#### [DIRECTIONS FOR THIS TASK]
The answer should be a single number: how many lines of the entries below hold the word "Score".

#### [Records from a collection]
———
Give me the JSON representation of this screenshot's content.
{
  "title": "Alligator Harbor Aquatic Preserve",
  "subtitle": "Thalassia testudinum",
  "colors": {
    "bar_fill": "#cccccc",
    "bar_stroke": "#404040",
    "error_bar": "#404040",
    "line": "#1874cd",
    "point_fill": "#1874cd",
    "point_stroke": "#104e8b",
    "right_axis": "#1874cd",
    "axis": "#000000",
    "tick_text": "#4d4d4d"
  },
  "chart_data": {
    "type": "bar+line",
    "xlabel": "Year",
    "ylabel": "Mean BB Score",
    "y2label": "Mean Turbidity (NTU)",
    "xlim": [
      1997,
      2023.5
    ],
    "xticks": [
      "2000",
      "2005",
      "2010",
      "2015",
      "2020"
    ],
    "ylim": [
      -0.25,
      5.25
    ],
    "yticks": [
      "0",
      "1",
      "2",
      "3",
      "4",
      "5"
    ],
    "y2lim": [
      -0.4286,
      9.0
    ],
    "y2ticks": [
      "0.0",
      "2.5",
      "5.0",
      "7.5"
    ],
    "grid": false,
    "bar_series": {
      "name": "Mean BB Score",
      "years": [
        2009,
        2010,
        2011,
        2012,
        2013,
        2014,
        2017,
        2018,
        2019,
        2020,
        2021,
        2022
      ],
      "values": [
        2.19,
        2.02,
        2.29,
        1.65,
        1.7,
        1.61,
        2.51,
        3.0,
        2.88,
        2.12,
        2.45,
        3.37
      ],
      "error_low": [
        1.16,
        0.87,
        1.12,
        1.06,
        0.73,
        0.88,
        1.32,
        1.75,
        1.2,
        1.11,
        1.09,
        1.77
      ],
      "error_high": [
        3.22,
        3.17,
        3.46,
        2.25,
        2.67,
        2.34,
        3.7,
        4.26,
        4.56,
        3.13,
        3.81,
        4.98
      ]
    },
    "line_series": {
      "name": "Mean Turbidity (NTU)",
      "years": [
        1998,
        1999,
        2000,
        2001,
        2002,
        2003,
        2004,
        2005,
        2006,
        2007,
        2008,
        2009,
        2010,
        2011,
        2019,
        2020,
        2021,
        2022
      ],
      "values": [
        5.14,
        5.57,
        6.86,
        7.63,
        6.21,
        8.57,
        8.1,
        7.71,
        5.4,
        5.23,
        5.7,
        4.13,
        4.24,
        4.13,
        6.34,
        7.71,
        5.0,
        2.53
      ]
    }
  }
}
———
#### [THE ANSWER]
2